*GIVEN REQUEST*
Look through the lines below and extract any with the word "données".

Rows from a dataset
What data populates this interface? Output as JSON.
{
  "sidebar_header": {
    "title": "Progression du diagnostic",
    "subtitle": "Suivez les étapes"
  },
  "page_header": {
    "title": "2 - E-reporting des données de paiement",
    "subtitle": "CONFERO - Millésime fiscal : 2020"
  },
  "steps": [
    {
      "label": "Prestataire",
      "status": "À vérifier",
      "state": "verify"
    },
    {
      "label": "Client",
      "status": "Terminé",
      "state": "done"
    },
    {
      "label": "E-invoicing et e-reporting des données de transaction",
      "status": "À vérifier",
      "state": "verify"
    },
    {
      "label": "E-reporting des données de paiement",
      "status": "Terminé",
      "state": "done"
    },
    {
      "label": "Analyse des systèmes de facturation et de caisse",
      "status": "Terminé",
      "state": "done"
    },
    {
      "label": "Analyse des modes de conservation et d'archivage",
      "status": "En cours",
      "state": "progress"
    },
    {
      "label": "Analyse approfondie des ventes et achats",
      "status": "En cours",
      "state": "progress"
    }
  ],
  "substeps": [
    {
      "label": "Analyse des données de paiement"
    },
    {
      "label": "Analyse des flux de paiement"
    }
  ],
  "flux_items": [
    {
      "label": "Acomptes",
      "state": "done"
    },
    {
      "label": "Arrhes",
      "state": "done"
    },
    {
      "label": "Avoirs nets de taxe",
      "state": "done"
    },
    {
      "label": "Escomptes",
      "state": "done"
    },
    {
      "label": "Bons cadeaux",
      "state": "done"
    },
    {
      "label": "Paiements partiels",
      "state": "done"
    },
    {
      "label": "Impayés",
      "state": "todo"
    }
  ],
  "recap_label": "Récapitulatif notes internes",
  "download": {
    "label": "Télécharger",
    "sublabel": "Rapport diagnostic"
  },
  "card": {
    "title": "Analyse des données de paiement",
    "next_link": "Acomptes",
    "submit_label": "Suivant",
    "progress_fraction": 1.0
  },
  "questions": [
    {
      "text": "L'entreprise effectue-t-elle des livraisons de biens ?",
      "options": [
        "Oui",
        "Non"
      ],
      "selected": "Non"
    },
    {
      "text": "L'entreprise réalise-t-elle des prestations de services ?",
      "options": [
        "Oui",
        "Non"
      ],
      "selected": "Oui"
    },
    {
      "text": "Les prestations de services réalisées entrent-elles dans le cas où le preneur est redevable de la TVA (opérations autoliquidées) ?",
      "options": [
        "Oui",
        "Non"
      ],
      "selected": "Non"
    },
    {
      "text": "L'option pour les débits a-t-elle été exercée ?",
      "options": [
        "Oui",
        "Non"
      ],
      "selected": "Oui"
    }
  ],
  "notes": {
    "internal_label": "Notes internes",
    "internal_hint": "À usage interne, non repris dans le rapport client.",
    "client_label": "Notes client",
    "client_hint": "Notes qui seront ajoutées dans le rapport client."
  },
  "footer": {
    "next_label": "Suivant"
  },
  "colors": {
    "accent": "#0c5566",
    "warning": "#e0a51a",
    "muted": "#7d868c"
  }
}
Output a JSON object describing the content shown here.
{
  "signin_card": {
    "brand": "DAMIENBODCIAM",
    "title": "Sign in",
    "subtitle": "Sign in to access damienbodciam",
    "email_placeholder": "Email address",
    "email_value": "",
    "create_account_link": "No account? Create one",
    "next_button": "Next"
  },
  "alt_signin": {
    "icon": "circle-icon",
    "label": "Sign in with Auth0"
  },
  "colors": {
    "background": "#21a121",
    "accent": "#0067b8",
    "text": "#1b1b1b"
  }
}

*RESULT FOR THIS EXERCISE*
    "title": "2 - E-reporting des données de paiement",
      "label": "E-invoicing et e-reporting des données de transaction",
      "label": "E-reporting des données de paiement",
      "label": "Analyse des données de paiement"
    "title": "Analyse des données de paiement",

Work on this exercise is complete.